= Work instruction =
Working from the listing below, pick each line containing the word "bottom" and copy it.

= Given entries =
────────────────────────────────────────
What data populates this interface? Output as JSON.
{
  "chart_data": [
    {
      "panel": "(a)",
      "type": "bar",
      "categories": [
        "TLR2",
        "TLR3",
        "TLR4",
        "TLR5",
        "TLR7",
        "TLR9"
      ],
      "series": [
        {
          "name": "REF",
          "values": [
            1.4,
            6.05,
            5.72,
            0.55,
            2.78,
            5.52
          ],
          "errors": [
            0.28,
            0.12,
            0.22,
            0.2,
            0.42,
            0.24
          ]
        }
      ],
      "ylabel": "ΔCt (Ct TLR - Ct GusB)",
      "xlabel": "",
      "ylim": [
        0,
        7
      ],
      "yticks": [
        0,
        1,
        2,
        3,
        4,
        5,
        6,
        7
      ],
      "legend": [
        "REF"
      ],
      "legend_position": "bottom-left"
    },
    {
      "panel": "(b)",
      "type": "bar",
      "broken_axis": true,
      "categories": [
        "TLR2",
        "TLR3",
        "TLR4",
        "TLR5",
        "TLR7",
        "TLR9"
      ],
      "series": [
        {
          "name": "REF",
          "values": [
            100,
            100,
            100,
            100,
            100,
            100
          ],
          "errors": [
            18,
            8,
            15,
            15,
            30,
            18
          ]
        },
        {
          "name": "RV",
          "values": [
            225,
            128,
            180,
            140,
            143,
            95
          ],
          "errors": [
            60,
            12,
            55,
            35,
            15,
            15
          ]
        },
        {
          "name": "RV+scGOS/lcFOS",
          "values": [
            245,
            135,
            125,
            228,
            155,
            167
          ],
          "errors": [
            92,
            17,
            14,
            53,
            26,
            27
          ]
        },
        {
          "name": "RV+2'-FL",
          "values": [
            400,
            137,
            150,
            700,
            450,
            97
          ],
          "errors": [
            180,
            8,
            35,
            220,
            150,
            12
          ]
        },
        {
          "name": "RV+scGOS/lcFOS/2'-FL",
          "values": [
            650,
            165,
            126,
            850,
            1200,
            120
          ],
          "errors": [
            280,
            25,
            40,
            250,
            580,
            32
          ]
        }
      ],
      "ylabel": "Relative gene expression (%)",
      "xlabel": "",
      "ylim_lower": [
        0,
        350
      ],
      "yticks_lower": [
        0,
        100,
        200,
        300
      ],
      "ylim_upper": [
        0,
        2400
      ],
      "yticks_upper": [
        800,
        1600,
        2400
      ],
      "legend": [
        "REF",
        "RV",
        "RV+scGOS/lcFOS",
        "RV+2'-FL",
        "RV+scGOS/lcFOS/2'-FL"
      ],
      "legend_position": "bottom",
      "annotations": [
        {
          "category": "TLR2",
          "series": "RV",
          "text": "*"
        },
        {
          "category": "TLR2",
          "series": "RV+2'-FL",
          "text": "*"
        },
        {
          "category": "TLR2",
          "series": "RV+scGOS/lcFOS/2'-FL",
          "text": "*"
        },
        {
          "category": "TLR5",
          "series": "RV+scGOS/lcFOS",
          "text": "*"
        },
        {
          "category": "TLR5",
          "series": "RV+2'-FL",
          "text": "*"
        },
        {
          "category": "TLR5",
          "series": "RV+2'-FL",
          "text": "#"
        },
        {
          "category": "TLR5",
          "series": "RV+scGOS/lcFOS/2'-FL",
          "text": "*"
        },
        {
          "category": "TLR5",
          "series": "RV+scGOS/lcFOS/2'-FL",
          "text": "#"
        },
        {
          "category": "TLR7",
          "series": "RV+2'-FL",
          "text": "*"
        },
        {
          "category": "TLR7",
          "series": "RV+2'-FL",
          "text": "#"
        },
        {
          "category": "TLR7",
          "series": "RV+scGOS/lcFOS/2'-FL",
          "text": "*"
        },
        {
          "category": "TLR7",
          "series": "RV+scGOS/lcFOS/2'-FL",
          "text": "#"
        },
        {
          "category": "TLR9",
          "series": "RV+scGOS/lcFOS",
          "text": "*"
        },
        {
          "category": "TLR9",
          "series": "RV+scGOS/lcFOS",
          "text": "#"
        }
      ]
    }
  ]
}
────────────────────────────────────────
= Answer section =
      "legend_position": "bottom-left"
      "legend_position": "bottom",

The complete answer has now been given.